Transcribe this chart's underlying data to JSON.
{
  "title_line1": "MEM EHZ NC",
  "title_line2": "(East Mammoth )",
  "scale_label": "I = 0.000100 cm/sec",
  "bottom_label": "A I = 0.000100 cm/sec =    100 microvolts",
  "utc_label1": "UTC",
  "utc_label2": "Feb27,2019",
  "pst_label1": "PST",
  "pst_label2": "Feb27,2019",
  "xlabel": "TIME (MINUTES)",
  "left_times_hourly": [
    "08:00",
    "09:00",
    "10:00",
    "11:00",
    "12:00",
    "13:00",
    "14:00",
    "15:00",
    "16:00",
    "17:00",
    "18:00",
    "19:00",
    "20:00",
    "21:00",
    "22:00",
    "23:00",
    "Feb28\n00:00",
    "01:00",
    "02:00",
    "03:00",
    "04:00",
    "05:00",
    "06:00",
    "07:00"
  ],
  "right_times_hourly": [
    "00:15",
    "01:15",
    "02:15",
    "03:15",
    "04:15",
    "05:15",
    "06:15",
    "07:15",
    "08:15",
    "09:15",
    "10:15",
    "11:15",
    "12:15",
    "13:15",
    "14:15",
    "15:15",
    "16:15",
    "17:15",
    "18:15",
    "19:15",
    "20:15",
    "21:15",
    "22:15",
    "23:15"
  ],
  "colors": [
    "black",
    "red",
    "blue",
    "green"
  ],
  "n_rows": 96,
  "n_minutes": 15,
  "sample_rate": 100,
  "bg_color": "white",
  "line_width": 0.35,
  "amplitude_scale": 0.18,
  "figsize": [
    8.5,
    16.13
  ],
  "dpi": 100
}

■ ■ ■ ■ ■

## Exercise aim
Output the records exactly, including every line.

## Response for this exercise
Transcribe this chart's underlying data to JSON.
{
  "title_line1": "MEM EHZ NC",
  "title_line2": "(East Mammoth )",
  "scale_label": "I = 0.000100 cm/sec",
  "bottom_label": "A I = 0.000100 cm/sec =    100 microvolts",
  "utc_label1": "UTC",
  "utc_label2": "Feb27,2019",
  "pst_label1": "PST",
  "pst_label2": "Feb27,2019",
  "xlabel": "TIME (MINUTES)",
  "left_times_hourly": [
    "08:00",
    "09:00",
    "10:00",
    "11:00",
    "12:00",
    "13:00",
    "14:00",
    "15:00",
    "16:00",
    "17:00",
    "18:00",
    "19:00",
    "20:00",
    "21:00",
    "22:00",
    "23:00",
    "Feb28\n00:00",
    "01:00",
    "02:00",
    "03:00",
    "04:00",
    "05:00",
    "06:00",
    "07:00"
  ],
  "right_times_hourly": [
    "00:15",
    "01:15",
    "02:15",
    "03:15",
    "04:15",
    "05:15",
    "06:15",
    "07:15",
    "08:15",
    "09:15",
    "10:15",
    "11:15",
    "12:15",
    "13:15",
    "14:15",
    "15:15",
    "16:15",
    "17:15",
    "18:15",
    "19:15",
    "20:15",
    "21:15",
    "22:15",
    "23:15"
  ],
  "colors": [
    "black",
    "red",
    "blue",
    "green"
  ],
  "n_rows": 96,
  "n_minutes": 15,
  "sample_rate": 100,
  "bg_color": "white",
  "line_width": 0.35,
  "amplitude_scale": 0.18,
  "figsize": [
    8.5,
    16.13
  ],
  "dpi": 100
}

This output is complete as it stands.